RECORDS SHOWN:
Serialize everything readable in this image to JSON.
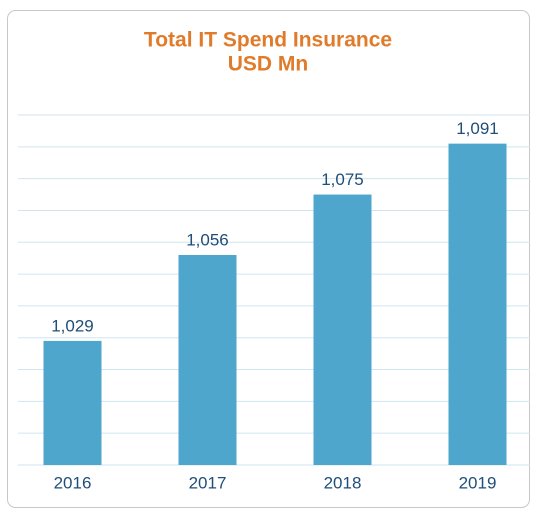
{
  "chart_data": {
    "type": "bar",
    "title": "Total IT Spend Insurance",
    "subtitle": "USD Mn",
    "categories": [
      "2016",
      "2017",
      "2018",
      "2019"
    ],
    "values": [
      1029,
      1056,
      1075,
      1091
    ],
    "value_labels": [
      "1,029",
      "1,056",
      "1,075",
      "1,091"
    ],
    "color": "#4fa6cc",
    "ylim": [
      990,
      1100
    ],
    "yticks": [
      990,
      1000,
      1010,
      1020,
      1030,
      1040,
      1050,
      1060,
      1070,
      1080,
      1090,
      1100
    ],
    "grid": true
  }
}
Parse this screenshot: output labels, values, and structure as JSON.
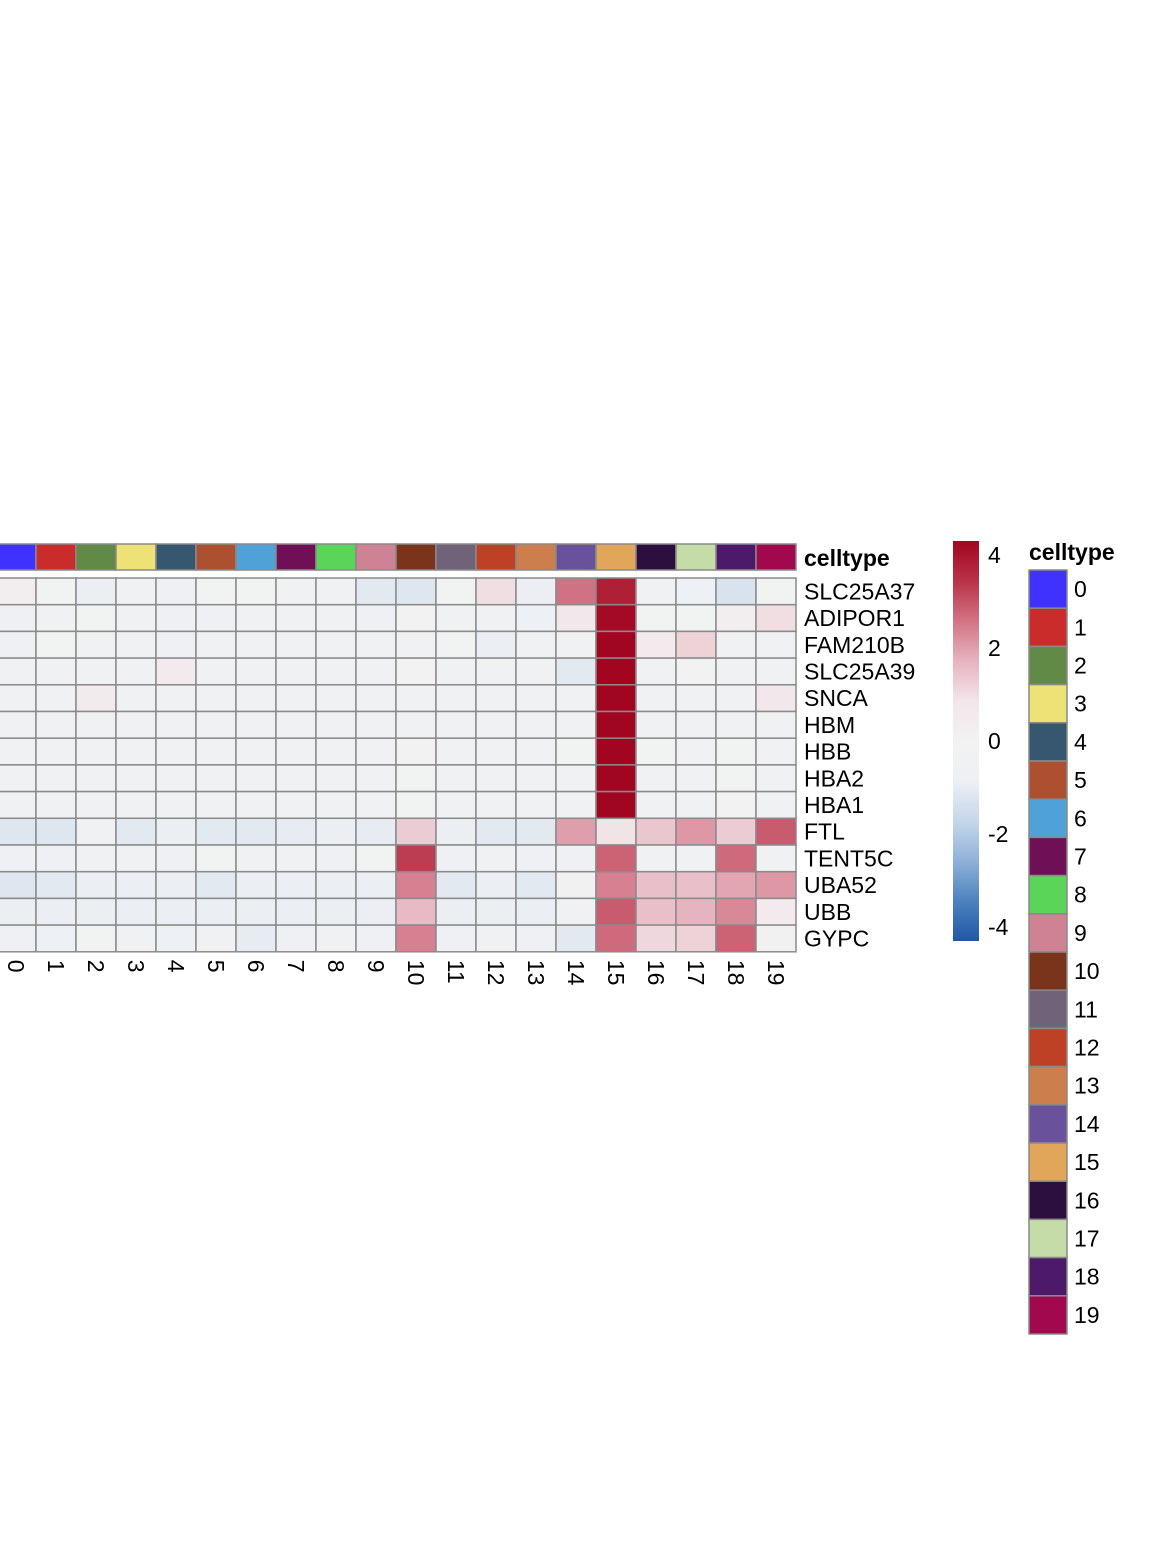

JOB: Reproduce every line above as written, skipping pictures.

RESULT:
Serialize everything readable in this image to JSON.
{
  "chart_data": {
    "type": "bar",
    "title": "Total IT Spend Insurance",
    "subtitle": "USD Mn",
    "categories": [
      "2016",
      "2017",
      "2018",
      "2019"
    ],
    "values": [
      1029,
      1056,
      1075,
      1091
    ],
    "value_labels": [
      "1,029",
      "1,056",
      "1,075",
      "1,091"
    ],
    "color": "#4fa6cc",
    "ylim": [
      990,
      1100
    ],
    "yticks": [
      990,
      1000,
      1010,
      1020,
      1030,
      1040,
      1050,
      1060,
      1070,
      1080,
      1090,
      1100
    ],
    "grid": true
  }
}
Parse this screenshot: output labels, values, and structure as JSON.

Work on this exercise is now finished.